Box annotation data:
┄┄┄┄┄┄

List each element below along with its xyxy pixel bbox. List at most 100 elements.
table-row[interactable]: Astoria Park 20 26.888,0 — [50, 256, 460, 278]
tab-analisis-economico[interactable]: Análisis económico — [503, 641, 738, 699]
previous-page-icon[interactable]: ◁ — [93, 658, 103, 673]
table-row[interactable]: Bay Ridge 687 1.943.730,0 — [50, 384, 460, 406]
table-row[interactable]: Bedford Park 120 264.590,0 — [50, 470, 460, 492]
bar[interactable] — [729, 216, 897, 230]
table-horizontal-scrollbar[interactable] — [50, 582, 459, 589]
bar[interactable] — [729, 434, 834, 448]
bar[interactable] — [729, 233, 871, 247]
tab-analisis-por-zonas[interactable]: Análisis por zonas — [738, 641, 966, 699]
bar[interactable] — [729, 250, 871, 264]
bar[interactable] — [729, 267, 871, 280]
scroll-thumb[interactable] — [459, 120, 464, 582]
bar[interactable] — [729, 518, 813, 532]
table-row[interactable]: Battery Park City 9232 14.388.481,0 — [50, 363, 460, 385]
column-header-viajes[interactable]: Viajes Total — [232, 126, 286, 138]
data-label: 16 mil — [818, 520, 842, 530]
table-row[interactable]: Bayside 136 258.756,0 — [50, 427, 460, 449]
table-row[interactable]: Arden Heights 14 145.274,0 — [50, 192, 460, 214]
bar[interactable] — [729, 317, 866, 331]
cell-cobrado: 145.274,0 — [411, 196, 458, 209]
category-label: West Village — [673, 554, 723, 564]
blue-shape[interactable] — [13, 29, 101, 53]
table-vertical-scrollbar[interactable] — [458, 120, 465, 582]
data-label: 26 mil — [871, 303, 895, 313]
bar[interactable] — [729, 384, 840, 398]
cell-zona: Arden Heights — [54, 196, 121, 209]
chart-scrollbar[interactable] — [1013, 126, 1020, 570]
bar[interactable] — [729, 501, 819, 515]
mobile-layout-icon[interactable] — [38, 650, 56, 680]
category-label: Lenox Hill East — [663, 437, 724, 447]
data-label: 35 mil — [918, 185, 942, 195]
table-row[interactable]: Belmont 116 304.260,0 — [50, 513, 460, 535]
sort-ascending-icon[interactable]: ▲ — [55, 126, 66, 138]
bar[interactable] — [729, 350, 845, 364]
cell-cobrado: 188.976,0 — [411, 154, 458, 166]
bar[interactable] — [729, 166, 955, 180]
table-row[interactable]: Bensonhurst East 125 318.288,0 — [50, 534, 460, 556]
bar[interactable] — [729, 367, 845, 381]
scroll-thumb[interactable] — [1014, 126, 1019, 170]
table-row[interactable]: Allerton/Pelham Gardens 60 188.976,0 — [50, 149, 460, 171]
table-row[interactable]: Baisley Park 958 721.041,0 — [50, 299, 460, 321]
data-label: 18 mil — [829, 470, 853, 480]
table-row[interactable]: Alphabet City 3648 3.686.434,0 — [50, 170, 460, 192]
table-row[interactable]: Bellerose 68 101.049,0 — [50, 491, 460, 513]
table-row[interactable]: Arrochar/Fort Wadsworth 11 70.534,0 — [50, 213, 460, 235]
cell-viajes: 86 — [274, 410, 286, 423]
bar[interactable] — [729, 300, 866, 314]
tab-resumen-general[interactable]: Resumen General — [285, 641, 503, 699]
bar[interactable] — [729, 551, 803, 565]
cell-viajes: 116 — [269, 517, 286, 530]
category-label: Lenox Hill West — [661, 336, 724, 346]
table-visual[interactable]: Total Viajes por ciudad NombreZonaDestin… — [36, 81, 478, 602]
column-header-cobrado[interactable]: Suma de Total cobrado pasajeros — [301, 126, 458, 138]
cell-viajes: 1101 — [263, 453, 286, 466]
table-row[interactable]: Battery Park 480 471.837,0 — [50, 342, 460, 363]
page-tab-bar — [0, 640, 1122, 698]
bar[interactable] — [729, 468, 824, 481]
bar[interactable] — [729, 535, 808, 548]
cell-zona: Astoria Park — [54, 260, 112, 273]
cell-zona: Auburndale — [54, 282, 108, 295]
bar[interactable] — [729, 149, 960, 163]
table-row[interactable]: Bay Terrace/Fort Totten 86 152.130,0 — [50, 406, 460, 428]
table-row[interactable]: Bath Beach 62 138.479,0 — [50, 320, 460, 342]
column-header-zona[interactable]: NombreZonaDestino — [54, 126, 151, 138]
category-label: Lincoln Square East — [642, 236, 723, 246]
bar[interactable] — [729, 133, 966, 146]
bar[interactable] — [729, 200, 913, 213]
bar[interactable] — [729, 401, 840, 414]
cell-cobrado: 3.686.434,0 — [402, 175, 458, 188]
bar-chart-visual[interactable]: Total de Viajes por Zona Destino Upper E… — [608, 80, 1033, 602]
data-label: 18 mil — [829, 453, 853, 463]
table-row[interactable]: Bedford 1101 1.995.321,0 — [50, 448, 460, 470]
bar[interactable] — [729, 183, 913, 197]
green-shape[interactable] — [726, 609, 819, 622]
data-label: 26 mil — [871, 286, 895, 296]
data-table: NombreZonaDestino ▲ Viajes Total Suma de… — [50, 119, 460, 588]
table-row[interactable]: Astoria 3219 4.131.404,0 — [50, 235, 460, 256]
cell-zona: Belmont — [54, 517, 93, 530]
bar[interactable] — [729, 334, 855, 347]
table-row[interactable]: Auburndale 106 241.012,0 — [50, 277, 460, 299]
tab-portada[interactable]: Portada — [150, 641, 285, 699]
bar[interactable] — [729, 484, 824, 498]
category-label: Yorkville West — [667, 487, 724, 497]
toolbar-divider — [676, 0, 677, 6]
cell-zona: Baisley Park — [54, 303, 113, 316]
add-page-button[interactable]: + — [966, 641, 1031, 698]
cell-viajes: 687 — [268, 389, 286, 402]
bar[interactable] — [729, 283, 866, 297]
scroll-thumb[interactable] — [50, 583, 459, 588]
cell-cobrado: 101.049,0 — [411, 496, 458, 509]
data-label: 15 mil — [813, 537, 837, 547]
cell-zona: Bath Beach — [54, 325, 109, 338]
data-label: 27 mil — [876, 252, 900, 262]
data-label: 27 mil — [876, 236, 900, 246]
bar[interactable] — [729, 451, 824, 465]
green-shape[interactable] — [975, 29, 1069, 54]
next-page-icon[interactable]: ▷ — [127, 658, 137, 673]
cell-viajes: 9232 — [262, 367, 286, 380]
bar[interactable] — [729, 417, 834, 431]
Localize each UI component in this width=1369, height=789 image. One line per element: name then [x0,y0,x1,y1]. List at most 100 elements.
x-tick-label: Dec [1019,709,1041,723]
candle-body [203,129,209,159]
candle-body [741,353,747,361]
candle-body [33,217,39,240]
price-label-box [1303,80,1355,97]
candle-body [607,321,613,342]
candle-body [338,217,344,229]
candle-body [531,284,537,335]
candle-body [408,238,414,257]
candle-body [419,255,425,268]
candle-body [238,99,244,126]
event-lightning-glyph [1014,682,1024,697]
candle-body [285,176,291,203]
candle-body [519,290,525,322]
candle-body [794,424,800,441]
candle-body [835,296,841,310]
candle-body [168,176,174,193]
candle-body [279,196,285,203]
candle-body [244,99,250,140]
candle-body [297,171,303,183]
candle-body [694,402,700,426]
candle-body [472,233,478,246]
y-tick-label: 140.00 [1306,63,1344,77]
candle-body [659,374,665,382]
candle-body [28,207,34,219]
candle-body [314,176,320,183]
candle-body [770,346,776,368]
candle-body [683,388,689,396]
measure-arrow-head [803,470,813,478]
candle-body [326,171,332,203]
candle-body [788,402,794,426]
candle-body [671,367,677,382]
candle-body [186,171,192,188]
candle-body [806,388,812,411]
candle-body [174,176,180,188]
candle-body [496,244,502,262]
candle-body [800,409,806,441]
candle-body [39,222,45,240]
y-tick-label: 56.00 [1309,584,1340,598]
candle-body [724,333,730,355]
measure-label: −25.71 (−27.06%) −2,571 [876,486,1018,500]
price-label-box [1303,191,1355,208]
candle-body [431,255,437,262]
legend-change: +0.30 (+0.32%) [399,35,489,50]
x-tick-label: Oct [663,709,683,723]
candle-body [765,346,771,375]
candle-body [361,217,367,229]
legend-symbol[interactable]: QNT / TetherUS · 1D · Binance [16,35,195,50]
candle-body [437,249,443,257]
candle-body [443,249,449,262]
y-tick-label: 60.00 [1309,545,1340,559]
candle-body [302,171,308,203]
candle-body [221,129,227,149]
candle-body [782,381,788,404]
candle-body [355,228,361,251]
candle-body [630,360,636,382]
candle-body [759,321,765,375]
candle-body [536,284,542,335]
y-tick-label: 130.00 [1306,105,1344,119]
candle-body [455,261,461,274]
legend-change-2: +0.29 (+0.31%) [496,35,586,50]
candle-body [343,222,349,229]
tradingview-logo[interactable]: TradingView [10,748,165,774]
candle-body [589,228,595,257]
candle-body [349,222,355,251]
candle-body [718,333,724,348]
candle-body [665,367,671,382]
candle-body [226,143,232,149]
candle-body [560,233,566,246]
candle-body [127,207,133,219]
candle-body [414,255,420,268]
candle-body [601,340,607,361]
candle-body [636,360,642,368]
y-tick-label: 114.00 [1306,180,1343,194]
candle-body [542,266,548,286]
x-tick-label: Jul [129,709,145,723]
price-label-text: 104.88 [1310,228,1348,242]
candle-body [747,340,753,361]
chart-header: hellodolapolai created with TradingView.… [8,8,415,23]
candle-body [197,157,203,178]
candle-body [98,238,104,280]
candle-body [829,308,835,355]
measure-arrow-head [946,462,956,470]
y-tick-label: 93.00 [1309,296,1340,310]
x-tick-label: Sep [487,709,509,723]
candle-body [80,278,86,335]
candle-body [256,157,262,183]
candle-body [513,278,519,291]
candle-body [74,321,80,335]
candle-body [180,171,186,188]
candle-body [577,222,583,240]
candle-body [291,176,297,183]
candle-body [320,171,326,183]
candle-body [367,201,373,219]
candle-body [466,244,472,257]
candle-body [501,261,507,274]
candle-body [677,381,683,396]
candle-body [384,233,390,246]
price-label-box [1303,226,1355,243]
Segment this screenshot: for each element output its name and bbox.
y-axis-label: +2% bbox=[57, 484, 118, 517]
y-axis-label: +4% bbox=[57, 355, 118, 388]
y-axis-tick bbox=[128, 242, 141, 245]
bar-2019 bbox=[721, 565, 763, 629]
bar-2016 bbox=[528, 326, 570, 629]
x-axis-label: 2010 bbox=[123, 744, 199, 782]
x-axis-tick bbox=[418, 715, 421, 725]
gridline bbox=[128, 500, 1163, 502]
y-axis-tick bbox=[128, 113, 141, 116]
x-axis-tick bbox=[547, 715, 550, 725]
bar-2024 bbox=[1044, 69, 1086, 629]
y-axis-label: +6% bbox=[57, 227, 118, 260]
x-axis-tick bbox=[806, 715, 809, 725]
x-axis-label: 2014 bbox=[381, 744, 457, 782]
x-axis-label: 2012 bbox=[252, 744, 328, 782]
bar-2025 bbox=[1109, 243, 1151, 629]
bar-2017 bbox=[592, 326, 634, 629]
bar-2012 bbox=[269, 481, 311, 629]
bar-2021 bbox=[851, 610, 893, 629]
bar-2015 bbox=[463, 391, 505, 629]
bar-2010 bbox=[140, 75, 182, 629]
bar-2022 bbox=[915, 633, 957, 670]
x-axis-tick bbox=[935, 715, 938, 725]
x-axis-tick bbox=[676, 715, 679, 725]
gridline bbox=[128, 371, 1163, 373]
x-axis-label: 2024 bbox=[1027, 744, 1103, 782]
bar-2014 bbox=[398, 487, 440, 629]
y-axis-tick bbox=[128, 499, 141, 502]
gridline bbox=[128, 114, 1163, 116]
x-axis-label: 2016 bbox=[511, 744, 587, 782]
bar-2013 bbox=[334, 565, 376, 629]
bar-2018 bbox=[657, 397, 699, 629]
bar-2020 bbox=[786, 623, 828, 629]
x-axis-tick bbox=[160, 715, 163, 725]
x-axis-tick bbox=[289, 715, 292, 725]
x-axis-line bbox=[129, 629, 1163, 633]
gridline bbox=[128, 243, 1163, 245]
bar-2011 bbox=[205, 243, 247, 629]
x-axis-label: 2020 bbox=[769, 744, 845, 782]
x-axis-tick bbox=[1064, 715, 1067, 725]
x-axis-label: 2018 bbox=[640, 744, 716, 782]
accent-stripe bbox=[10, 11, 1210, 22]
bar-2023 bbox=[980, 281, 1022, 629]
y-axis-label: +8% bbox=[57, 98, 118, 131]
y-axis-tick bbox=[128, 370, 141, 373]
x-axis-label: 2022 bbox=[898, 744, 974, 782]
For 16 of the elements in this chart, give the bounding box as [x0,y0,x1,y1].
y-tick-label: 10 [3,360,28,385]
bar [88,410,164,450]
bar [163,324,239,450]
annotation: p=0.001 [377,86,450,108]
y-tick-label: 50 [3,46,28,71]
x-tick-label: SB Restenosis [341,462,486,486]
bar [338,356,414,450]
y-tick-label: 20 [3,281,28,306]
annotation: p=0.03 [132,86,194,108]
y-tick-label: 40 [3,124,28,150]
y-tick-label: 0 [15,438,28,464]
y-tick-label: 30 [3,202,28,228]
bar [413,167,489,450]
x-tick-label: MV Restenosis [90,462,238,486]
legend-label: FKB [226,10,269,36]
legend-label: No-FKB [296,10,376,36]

┄┄┄┄┄┄

Render the material from its start through the line containing "table-row[interactable]: Bayside 136" as a Markdown table with the columns Row and Line, numbering each line and omitting blank lines.

| Row | Line |
|---|---|
| 1 | List each element below along with its xyxy pixel bbox. List at most 100 elements. |
| 2 | table-row[interactable]: Astoria Park 20 26.888,0 — [50, 256, 460, 278] |
| 3 | tab-analisis-economico[interactable]: Análisis económico — [503, 641, 738, 699] |
| 4 | previous-page-icon[interactable]: ◁ — [93, 658, 103, 673] |
| 5 | table-row[interactable]: Bay Ridge 687 1.943.730,0 — [50, 384, 460, 406] |
| 6 | table-row[interactable]: Bedford Park 120 264.590,0 — [50, 470, 460, 492] |
| 7 | bar[interactable] — [729, 216, 897, 230] |
| 8 | table-horizontal-scrollbar[interactable] — [50, 582, 459, 589] |
| 9 | bar[interactable] — [729, 434, 834, 448] |
| 10 | bar[interactable] — [729, 233, 871, 247] |
| 11 | tab-analisis-por-zonas[interactable]: Análisis por zonas — [738, 641, 966, 699] |
| 12 | bar[interactable] — [729, 250, 871, 264] |
| 13 | bar[interactable] — [729, 267, 871, 280] |
| 14 | scroll-thumb[interactable] — [459, 120, 464, 582] |
| 15 | bar[interactable] — [729, 518, 813, 532] |
| 16 | table-row[interactable]: Battery Park City 9232 14.388.481,0 — [50, 363, 460, 385] |
| 17 | column-header-viajes[interactable]: Viajes Total — [232, 126, 286, 138] |
| 18 | data-label: 16 mil — [818, 520, 842, 530] |
| 19 | table-row[interactable]: Bayside 136 258.756,0 — [50, 427, 460, 449] |